RECORDS FOR THE EXERCISE:
--------------------

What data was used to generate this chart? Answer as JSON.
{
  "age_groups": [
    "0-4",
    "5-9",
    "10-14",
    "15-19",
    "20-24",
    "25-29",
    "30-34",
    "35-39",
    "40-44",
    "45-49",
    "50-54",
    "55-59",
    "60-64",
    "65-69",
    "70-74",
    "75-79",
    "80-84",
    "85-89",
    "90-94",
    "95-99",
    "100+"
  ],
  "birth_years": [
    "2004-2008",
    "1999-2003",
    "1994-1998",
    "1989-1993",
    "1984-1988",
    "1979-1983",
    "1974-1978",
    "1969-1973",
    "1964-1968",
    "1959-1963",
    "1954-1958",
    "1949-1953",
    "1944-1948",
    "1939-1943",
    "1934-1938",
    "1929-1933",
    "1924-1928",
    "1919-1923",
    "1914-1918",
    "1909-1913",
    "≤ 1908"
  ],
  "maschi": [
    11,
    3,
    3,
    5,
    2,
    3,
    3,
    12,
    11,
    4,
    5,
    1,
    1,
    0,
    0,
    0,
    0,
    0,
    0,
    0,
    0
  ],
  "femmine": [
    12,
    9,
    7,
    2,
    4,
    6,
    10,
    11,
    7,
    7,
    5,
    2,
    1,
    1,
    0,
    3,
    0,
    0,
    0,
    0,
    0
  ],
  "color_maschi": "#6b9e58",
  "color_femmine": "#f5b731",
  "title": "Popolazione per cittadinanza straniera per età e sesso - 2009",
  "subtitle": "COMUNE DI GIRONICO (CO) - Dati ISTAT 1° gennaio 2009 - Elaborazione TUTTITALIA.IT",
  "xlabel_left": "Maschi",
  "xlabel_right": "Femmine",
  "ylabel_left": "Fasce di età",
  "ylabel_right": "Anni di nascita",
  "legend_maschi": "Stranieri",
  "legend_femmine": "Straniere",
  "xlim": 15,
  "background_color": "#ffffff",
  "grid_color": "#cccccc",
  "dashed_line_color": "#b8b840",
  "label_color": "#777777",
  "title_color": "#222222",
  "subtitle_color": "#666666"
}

--------------------

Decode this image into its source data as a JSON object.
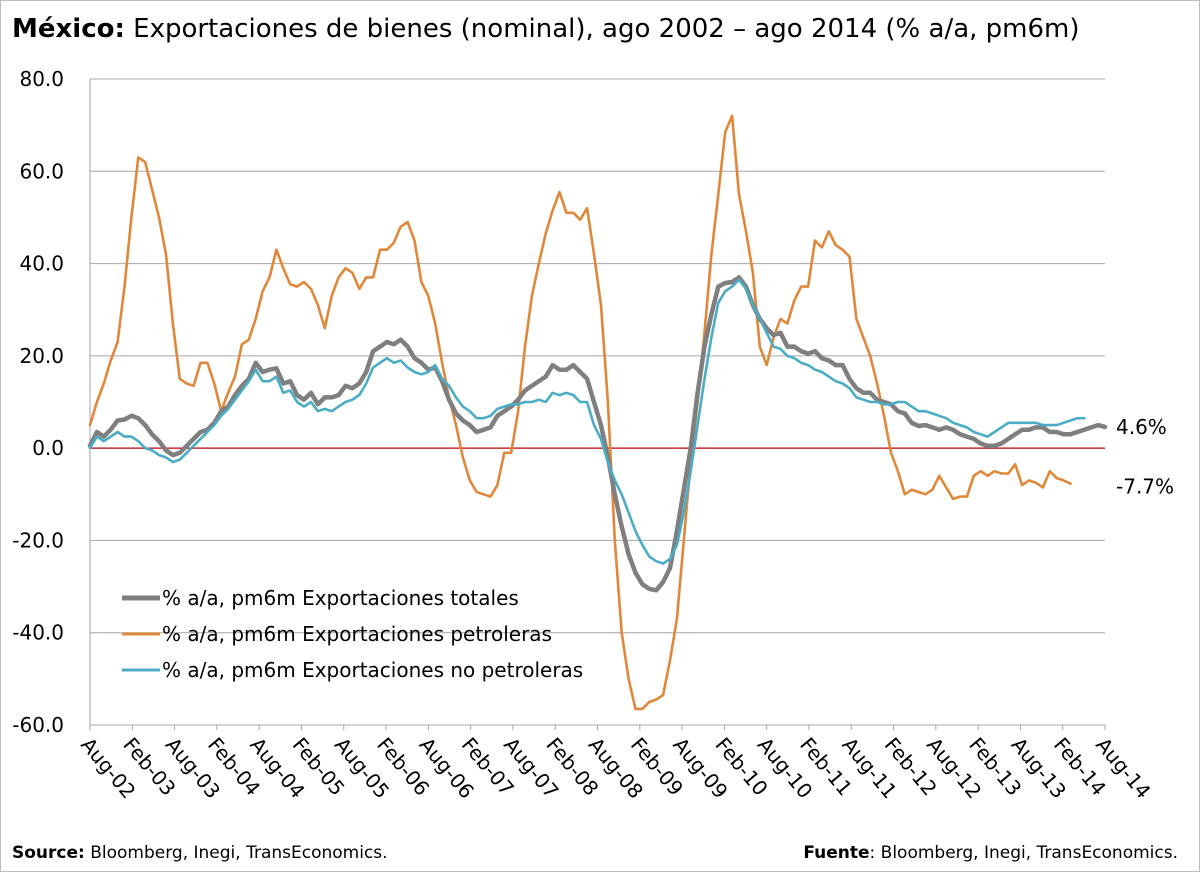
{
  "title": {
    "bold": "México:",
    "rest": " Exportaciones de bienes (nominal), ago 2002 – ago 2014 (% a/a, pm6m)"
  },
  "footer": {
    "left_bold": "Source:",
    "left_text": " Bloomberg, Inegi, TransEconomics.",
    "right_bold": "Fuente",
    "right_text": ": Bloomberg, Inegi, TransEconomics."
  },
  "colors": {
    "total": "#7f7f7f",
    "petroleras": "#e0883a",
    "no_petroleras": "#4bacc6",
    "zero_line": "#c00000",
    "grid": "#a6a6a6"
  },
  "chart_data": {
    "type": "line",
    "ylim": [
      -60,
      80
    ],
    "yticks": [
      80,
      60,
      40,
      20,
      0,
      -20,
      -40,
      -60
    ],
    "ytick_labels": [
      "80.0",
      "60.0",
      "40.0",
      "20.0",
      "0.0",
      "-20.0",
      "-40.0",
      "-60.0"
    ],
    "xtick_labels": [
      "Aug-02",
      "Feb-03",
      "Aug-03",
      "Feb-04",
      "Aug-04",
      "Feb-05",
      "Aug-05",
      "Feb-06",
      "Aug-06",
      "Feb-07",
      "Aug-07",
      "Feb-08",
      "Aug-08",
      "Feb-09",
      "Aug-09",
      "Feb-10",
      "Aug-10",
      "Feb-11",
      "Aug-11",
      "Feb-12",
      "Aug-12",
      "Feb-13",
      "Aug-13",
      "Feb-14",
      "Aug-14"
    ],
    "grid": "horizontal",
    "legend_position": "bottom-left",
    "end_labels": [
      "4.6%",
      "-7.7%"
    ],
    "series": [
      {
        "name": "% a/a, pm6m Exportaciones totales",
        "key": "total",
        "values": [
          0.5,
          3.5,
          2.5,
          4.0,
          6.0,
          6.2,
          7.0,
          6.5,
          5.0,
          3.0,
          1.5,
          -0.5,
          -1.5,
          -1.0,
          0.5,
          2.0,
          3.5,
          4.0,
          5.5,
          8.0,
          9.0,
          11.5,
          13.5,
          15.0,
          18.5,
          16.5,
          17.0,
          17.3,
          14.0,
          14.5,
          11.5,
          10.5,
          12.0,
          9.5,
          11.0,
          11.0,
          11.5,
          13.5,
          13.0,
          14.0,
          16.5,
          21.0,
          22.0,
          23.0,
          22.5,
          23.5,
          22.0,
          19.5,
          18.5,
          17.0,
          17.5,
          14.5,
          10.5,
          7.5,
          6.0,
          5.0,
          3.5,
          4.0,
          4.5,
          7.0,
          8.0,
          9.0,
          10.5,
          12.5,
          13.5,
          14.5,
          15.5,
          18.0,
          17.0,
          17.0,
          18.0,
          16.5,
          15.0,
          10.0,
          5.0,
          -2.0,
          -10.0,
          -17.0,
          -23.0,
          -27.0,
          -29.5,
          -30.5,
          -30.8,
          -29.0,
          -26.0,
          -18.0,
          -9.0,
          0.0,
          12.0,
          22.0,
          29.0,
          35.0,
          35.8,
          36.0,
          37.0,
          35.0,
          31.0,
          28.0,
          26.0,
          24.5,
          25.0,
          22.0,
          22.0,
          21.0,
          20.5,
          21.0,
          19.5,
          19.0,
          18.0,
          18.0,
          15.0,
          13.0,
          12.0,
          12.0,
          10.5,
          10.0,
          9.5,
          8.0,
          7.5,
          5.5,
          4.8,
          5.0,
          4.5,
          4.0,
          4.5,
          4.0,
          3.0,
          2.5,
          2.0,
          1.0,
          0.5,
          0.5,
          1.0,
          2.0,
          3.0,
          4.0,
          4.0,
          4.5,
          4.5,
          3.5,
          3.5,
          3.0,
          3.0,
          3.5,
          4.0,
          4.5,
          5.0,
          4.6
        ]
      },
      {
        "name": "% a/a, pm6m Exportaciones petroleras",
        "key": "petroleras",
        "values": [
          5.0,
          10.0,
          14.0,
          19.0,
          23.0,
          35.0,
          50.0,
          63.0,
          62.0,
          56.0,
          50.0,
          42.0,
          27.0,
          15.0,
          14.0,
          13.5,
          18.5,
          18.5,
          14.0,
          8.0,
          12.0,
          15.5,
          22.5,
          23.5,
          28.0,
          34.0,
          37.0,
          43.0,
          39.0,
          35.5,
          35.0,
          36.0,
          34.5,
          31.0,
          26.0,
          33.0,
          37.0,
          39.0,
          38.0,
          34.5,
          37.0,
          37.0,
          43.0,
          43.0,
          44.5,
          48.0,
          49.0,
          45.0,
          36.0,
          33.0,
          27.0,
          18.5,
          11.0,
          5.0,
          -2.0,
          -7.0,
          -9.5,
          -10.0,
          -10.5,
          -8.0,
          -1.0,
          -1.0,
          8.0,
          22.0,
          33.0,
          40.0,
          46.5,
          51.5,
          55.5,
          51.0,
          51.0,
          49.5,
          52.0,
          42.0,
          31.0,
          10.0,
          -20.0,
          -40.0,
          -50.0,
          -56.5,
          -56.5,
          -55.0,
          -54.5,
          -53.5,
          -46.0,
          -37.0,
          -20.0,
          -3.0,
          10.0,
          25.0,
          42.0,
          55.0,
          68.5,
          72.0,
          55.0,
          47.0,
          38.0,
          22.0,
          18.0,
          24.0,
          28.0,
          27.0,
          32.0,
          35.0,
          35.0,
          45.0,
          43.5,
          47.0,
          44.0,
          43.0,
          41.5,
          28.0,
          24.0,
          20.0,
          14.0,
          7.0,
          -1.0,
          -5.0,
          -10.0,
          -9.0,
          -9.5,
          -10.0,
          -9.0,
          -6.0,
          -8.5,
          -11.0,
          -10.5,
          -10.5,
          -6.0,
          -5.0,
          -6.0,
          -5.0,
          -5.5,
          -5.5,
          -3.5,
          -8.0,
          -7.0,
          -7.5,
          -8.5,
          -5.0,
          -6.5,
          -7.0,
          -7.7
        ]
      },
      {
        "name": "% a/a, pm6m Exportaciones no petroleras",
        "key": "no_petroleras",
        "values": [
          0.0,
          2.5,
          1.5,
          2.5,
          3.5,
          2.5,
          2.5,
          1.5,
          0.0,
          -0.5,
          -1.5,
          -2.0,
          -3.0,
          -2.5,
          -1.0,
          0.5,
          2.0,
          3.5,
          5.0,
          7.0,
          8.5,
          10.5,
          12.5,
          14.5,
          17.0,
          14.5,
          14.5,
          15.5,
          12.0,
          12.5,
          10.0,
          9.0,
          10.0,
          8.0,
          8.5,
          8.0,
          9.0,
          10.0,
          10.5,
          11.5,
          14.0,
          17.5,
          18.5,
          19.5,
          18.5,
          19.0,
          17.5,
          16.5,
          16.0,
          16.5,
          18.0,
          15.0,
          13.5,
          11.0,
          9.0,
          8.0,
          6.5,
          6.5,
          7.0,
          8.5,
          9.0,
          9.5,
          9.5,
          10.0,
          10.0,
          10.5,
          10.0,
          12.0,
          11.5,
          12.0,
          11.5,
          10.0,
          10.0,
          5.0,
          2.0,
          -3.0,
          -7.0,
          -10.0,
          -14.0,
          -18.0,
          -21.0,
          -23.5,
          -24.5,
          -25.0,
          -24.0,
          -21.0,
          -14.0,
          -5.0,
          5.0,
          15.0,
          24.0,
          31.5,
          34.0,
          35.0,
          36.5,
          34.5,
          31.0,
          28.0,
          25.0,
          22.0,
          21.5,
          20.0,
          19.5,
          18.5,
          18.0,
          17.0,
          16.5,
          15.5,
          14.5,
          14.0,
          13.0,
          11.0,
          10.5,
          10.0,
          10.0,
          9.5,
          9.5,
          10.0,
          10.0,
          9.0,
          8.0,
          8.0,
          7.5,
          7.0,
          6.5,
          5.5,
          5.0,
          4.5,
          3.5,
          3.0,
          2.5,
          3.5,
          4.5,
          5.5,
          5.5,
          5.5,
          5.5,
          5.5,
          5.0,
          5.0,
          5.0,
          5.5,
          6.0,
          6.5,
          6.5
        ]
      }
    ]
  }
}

--------------------

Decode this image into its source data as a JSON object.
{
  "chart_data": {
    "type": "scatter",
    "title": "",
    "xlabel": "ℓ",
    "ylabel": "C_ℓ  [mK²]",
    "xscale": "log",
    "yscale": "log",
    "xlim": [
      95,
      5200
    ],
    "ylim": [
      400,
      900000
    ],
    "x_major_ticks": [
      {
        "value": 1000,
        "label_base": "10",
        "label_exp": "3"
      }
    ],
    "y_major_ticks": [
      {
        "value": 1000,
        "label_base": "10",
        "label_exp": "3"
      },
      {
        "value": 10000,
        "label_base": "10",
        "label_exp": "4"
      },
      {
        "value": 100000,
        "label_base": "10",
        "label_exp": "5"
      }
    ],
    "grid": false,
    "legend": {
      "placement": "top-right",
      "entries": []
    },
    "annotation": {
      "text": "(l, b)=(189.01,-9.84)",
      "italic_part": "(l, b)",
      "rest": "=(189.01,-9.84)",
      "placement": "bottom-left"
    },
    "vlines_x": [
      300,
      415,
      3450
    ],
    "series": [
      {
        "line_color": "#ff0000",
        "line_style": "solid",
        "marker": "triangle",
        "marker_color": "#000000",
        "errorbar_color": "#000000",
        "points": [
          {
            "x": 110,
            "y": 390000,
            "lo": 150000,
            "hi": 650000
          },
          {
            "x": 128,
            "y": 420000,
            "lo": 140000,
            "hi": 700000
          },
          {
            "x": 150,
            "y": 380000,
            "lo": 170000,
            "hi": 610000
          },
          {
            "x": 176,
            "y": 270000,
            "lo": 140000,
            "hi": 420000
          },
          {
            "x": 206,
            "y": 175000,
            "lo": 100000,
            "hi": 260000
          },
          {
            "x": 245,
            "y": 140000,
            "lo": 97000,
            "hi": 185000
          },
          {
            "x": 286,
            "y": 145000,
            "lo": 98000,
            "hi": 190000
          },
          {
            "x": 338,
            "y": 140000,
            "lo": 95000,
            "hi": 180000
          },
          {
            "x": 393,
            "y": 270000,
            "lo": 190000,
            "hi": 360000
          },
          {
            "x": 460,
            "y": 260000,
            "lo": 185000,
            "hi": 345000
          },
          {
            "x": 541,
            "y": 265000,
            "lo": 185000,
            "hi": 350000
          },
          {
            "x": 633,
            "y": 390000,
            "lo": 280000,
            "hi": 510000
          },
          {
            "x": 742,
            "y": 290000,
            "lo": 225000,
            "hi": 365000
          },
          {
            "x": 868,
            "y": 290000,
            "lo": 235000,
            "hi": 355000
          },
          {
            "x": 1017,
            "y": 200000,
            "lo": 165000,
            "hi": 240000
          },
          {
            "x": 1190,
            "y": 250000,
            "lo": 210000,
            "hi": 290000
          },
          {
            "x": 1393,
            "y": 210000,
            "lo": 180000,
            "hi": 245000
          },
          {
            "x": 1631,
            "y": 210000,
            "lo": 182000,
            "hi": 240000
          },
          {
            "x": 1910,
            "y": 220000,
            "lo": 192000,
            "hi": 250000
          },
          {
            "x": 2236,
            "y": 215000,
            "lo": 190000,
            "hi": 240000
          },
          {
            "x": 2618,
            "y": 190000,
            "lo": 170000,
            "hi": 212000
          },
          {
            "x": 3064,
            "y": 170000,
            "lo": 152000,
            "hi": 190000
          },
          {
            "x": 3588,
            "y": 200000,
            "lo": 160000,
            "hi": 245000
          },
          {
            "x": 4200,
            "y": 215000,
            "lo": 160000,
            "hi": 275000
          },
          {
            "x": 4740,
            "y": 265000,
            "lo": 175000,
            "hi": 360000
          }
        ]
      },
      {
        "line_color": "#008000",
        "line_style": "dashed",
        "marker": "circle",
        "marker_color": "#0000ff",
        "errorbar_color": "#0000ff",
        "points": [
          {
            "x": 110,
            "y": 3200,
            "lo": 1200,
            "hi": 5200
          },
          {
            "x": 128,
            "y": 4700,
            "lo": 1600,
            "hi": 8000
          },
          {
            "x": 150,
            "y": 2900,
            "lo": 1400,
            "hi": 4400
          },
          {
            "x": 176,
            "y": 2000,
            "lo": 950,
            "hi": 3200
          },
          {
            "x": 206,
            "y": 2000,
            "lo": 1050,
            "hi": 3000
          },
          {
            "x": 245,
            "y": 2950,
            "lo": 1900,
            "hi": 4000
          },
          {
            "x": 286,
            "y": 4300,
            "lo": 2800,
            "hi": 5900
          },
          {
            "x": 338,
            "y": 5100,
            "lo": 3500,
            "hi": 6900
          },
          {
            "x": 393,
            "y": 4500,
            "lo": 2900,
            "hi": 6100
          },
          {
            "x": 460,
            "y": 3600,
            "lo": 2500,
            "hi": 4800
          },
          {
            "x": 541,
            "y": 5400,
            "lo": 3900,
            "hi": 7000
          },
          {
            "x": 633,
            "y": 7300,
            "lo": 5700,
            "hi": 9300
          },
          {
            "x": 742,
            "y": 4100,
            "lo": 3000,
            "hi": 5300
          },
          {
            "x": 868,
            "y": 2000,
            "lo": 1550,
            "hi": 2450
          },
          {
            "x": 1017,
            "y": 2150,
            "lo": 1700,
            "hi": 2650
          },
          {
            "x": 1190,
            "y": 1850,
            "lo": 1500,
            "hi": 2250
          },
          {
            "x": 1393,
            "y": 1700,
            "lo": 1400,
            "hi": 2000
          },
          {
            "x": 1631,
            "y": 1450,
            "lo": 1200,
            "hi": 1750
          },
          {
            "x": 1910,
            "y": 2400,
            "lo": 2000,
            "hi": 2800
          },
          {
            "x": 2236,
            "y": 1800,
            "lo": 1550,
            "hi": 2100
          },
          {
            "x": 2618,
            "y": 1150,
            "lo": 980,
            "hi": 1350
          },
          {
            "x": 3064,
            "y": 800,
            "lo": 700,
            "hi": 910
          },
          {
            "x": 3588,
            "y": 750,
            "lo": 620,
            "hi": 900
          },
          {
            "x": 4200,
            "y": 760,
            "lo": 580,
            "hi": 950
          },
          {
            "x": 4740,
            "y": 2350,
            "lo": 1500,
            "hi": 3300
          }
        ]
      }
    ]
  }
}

--------------------

REQUEST: Lines in the records that hold the word "Inegi" are to be counted; give only the total.

RIGHT ANSWER: 2